What needs to be done: Return each line of the records with nothing changed, pictures excepted.

Extracted data entries
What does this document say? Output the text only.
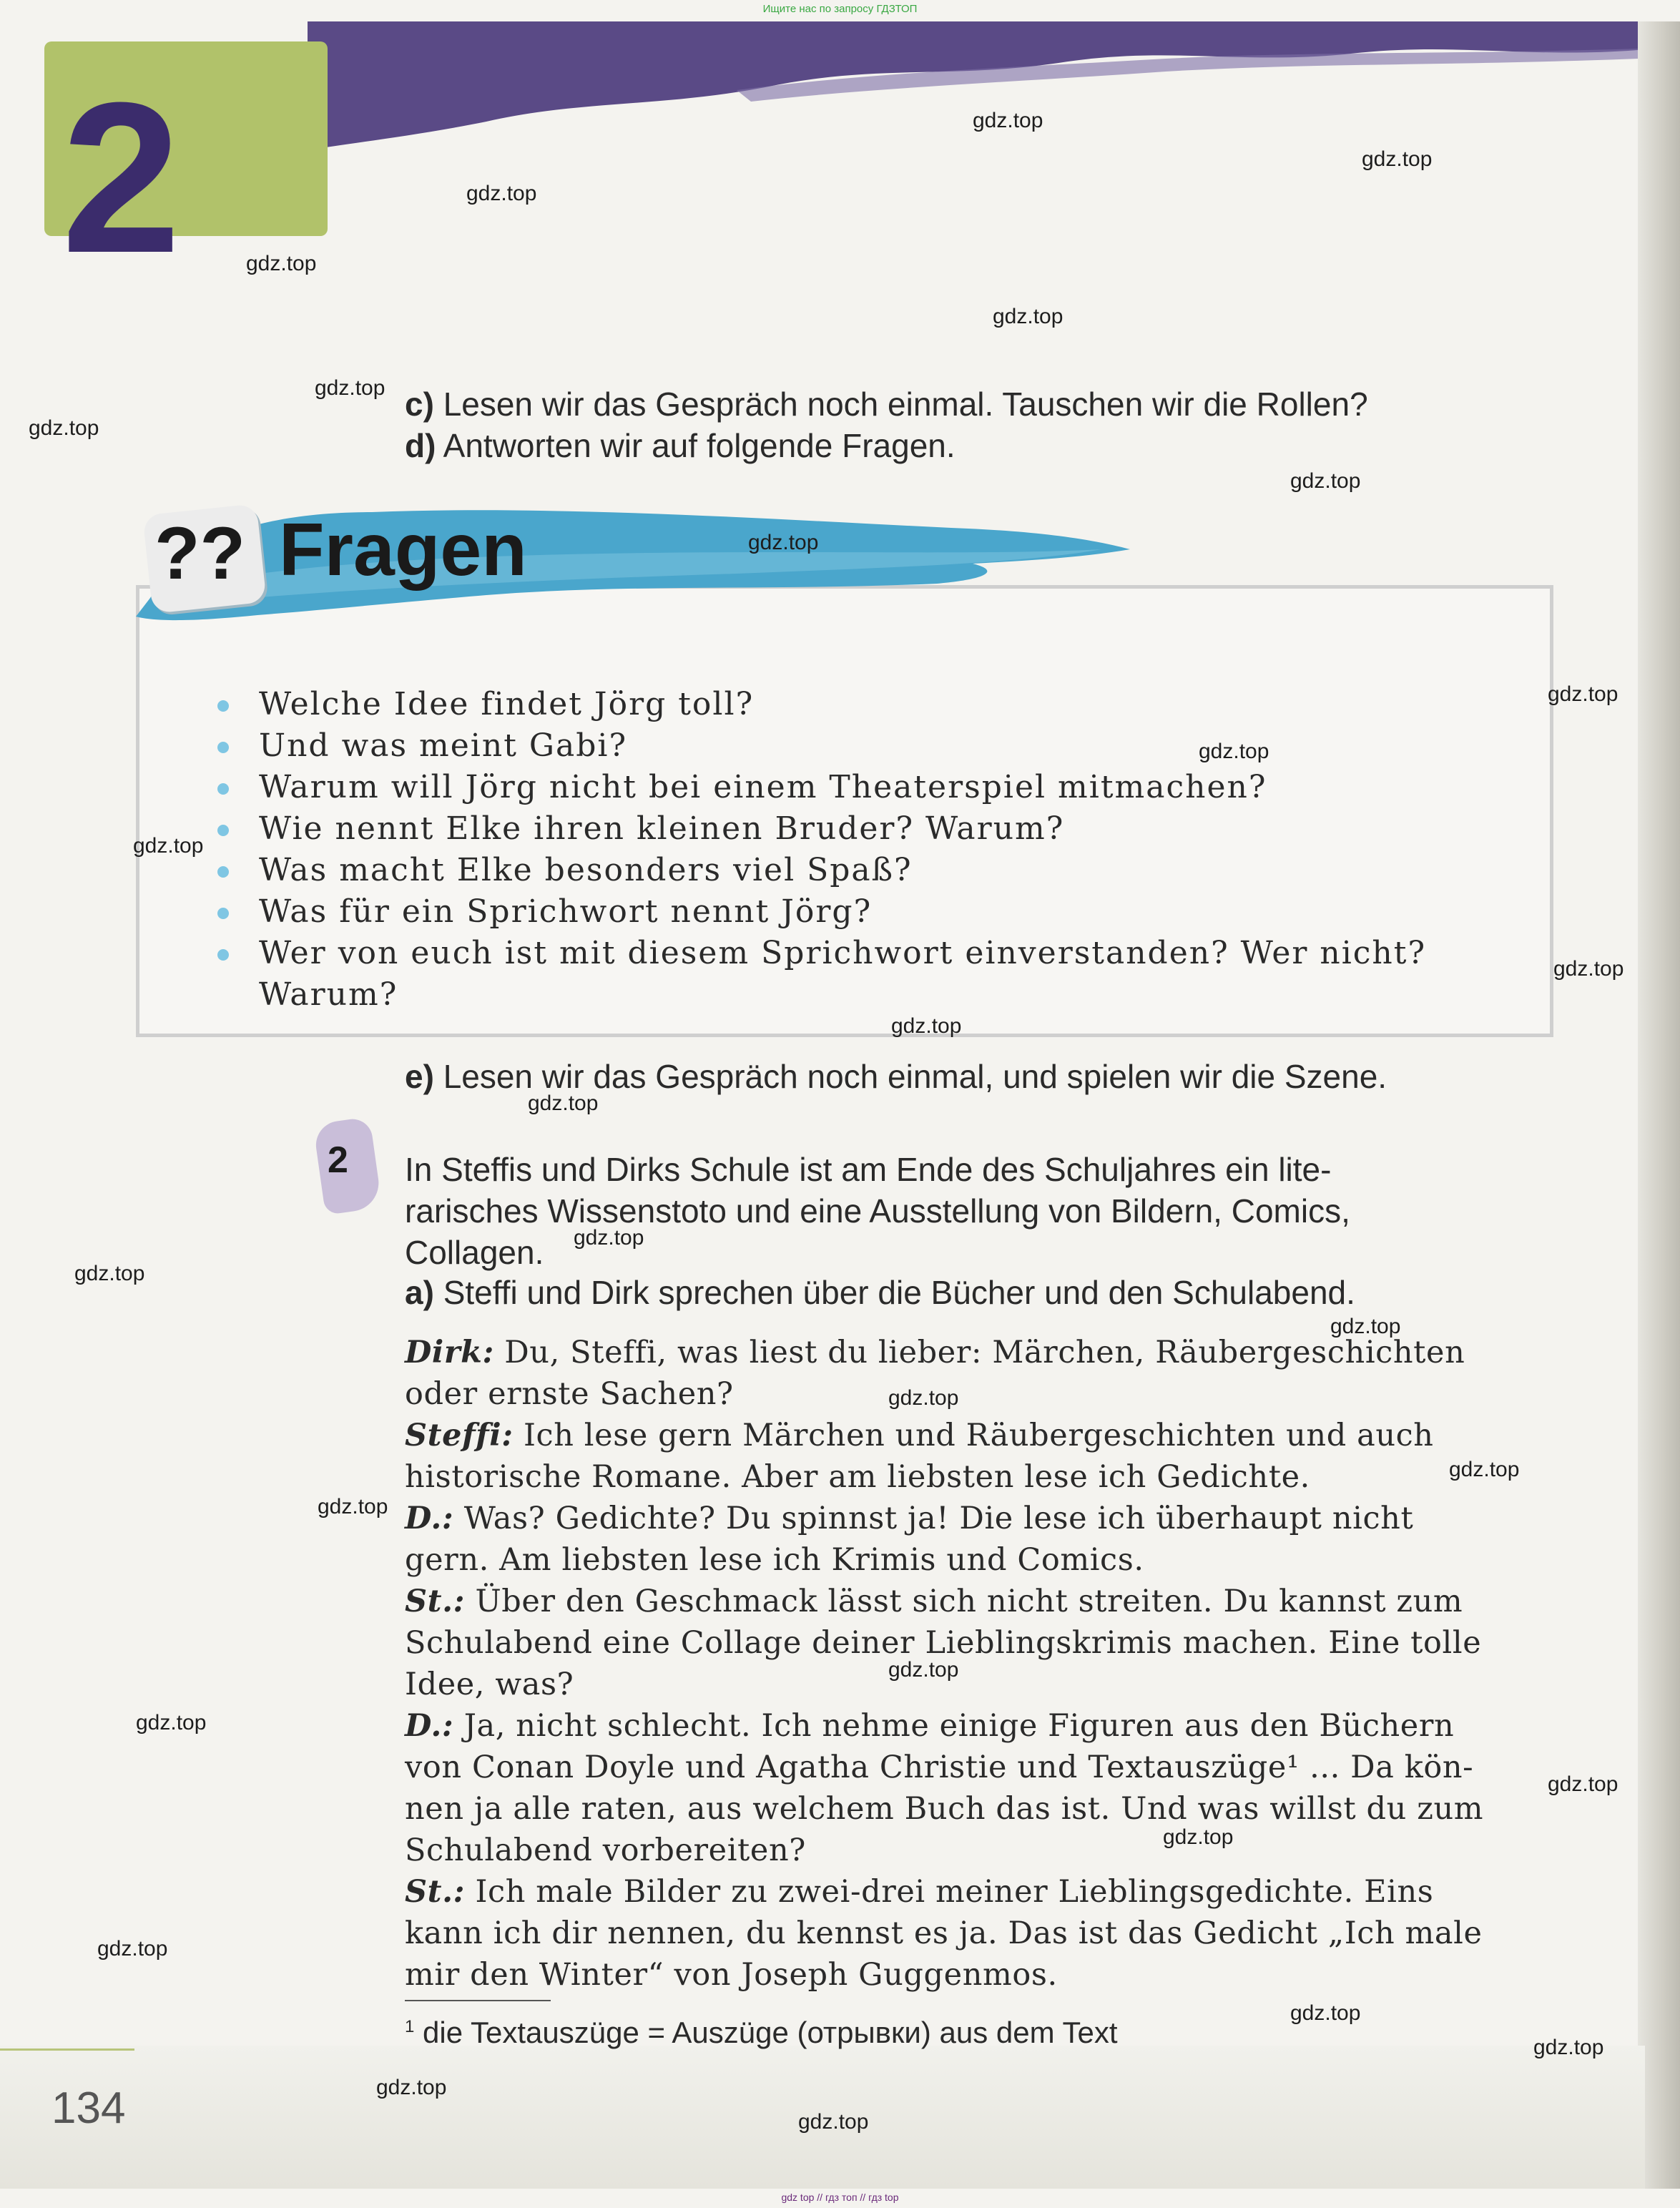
Ищите нас по запросу ГДЗТОП
2
c) Lesen wir das Gespräch noch einmal. Tauschen wir die Rollen?
d) Antworten wir auf folgende Fragen.
?? Fragen
Welche Idee findet Jörg toll?
Und was meint Gabi?
Warum will Jörg nicht bei einem Theaterspiel mitmachen?
Wie nennt Elke ihren kleinen Bruder? Warum?
Was macht Elke besonders viel Spaß?
Was für ein Sprichwort nennt Jörg?
Wer von euch ist mit diesem Sprichwort einverstanden? Wer nicht?
Warum?
e) Lesen wir das Gespräch noch einmal, und spielen wir die Szene.
2 In Steffis und Dirks Schule ist am Ende des Schuljahres ein lite-
rarisches Wissenstoto und eine Ausstellung von Bildern, Comics,
Collagen.
a) Steffi und Dirk sprechen über die Bücher und den Schulabend.
Dirk: Du, Steffi, was liest du lieber: Märchen, Räubergeschichten
oder ernste Sachen?
Steffi: Ich lese gern Märchen und Räubergeschichten und auch
historische Romane. Aber am liebsten lese ich Gedichte.
D.: Was? Gedichte? Du spinnst ja! Die lese ich überhaupt nicht
gern. Am liebsten lese ich Krimis und Comics.
St.: Über den Geschmack lässt sich nicht streiten. Du kannst zum
Schulabend eine Collage deiner Lieblingskrimis machen. Eine tolle
Idee, was?
D.: Ja, nicht schlecht. Ich nehme einige Figuren aus den Büchern
von Conan Doyle und Agatha Christie und Textauszüge¹ ... Da kön-
nen ja alle raten, aus welchem Buch das ist. Und was willst du zum
Schulabend vorbereiten?
St.: Ich male Bilder zu zwei-drei meiner Lieblingsgedichte. Eins
kann ich dir nennen, du kennst es ja. Das ist das Gedicht „Ich male
mir den Winter“ von Joseph Guggenmos.
$^1$ die Textauszüge = Auszüge (отрывки) aus dem Text
134
gdz.top
gdz.top
gdz.top
gdz.top
gdz.top
gdz.top
gdz.top
gdz.top
gdz.top
gdz.top
gdz.top
gdz.top
gdz.top
gdz.top
gdz.top
gdz.top
gdz.top
gdz.top
gdz.top
gdz.top
gdz.top
gdz.top
gdz.top
gdz.top
gdz.top
gdz.top
gdz.top
gdz.top
gdz.top
gdz.top
gdz top // гдз топ // гдз top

Correct result:
What does this document say? Output the text only.
Ищите нас по запросу ГДЗТОП
2
c) Lesen wir das Gespräch noch einmal. Tauschen wir die Rollen?
d) Antworten wir auf folgende Fragen.
?? Fragen
Welche Idee findet Jörg toll?
Und was meint Gabi?
Warum will Jörg nicht bei einem Theaterspiel mitmachen?
Wie nennt Elke ihren kleinen Bruder? Warum?
Was macht Elke besonders viel Spaß?
Was für ein Sprichwort nennt Jörg?
Wer von euch ist mit diesem Sprichwort einverstanden? Wer nicht?
Warum?
e) Lesen wir das Gespräch noch einmal, und spielen wir die Szene.
2 In Steffis und Dirks Schule ist am Ende des Schuljahres ein lite-
rarisches Wissenstoto und eine Ausstellung von Bildern, Comics,
Collagen.
a) Steffi und Dirk sprechen über die Bücher und den Schulabend.
Dirk: Du, Steffi, was liest du lieber: Märchen, Räubergeschichten
oder ernste Sachen?
Steffi: Ich lese gern Märchen und Räubergeschichten und auch
historische Romane. Aber am liebsten lese ich Gedichte.
D.: Was? Gedichte? Du spinnst ja! Die lese ich überhaupt nicht
gern. Am liebsten lese ich Krimis und Comics.
St.: Über den Geschmack lässt sich nicht streiten. Du kannst zum
Schulabend eine Collage deiner Lieblingskrimis machen. Eine tolle
Idee, was?
D.: Ja, nicht schlecht. Ich nehme einige Figuren aus den Büchern
von Conan Doyle und Agatha Christie und Textauszüge¹ ... Da kön-
nen ja alle raten, aus welchem Buch das ist. Und was willst du zum
Schulabend vorbereiten?
St.: Ich male Bilder zu zwei-drei meiner Lieblingsgedichte. Eins
kann ich dir nennen, du kennst es ja. Das ist das Gedicht „Ich male
mir den Winter“ von Joseph Guggenmos.
$^1$ die Textauszüge = Auszüge (отрывки) aus dem Text
134
gdz.top
gdz.top
gdz.top
gdz.top
gdz.top
gdz.top
gdz.top
gdz.top
gdz.top
gdz.top
gdz.top
gdz.top
gdz.top
gdz.top
gdz.top
gdz.top
gdz.top
gdz.top
gdz.top
gdz.top
gdz.top
gdz.top
gdz.top
gdz.top
gdz.top
gdz.top
gdz.top
gdz.top
gdz.top
gdz.top
gdz top // гдз топ // гдз top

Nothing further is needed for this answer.